▶ **Aim of the exercise**:
Look through the material below for "handle". Copy every line that contains it.

[Stored data]

___

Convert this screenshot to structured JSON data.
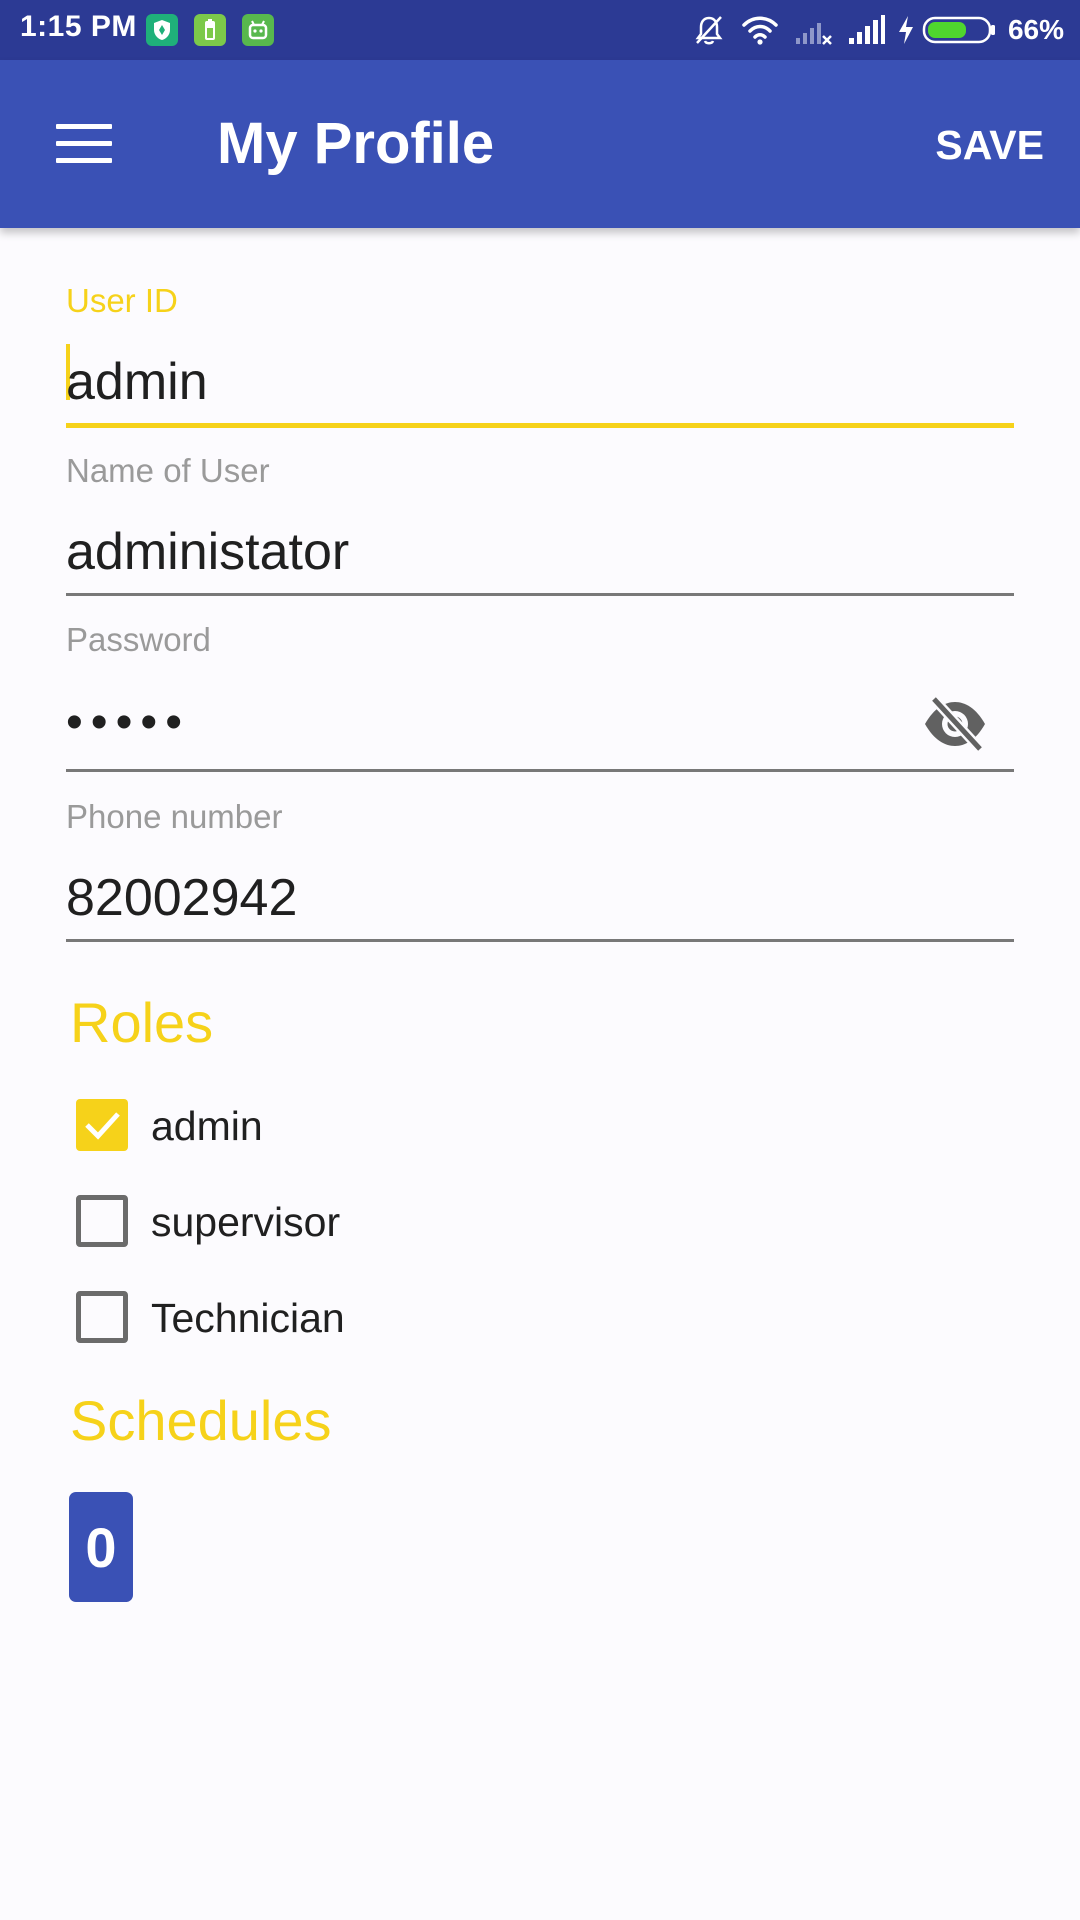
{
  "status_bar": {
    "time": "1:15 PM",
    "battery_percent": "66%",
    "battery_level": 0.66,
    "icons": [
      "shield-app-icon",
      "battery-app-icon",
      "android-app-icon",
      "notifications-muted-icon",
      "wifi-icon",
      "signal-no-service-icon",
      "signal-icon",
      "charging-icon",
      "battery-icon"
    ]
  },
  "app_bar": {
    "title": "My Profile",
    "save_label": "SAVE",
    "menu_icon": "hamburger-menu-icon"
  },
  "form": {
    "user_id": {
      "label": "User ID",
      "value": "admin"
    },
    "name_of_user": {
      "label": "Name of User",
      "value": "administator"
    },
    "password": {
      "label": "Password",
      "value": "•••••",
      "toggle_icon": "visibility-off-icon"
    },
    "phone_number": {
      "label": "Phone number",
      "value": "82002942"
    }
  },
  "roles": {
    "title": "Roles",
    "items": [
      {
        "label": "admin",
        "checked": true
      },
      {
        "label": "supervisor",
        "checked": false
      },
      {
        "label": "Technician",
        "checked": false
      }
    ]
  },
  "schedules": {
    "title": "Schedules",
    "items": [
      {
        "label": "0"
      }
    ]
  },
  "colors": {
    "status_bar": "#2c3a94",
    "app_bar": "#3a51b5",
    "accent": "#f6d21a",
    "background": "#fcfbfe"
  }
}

___

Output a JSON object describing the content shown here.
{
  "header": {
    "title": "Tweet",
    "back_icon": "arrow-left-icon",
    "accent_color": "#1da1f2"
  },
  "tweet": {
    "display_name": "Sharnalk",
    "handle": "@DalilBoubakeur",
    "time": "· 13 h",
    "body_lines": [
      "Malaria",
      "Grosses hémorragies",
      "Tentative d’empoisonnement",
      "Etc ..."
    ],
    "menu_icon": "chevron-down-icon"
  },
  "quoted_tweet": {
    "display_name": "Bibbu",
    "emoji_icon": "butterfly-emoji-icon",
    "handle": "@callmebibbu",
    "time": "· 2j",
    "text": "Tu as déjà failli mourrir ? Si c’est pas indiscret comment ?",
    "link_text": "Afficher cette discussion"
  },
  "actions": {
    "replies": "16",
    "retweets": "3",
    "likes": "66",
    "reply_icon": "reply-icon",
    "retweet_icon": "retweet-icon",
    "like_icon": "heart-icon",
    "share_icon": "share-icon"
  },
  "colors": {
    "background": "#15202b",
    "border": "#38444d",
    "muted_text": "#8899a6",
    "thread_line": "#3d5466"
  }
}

___

▶ **Correct output**:
    "handle": "@DalilBoubakeur",
    "handle": "@callmebibbu",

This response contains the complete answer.